**WHAT IS EXPECTED:** Lines containing "OCCUPAZIONE" are to be counted. Give the number and nothing more.

Saved data entries:
* * * * * * * * *

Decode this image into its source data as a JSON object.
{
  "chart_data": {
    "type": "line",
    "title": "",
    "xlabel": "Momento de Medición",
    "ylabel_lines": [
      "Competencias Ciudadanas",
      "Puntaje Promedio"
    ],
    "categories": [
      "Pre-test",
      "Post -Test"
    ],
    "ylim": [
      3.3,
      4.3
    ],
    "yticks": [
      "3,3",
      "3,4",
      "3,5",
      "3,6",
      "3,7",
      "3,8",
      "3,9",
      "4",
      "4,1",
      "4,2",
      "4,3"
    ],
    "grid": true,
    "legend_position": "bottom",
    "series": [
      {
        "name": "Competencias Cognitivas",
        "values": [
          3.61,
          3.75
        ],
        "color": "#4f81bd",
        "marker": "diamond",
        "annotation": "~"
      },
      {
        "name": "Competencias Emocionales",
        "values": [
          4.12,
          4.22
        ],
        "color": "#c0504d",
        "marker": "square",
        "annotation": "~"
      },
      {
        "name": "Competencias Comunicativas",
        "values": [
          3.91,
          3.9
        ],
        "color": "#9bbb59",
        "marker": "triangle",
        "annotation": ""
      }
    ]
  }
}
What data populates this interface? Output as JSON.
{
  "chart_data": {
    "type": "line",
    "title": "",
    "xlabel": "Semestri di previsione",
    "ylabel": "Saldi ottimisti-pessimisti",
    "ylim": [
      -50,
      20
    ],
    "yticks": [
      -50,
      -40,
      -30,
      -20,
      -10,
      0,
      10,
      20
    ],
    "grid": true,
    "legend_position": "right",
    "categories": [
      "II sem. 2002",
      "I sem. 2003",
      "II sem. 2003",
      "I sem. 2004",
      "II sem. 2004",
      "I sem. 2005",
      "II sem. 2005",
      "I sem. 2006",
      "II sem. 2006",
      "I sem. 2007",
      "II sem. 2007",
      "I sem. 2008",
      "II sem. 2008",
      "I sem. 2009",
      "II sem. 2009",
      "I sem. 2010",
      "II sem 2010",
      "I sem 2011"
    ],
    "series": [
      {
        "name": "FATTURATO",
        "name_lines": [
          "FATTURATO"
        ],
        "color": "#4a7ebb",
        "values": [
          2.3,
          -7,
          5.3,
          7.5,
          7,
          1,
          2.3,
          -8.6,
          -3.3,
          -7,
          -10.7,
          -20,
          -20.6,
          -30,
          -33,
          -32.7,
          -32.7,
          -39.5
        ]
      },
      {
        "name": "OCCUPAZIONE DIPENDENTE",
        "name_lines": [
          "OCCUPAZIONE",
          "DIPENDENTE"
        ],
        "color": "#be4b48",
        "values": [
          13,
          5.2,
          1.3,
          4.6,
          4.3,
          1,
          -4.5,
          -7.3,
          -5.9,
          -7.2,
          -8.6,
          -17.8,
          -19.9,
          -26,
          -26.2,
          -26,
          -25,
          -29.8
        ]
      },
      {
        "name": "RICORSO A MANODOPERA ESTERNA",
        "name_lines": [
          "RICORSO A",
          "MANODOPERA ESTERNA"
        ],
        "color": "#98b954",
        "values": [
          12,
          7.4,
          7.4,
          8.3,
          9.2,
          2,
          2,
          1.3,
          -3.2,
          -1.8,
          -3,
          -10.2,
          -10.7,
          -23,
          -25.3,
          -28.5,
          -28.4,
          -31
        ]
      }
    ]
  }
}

* * * * * * * * *

**TASK RESULT:** 2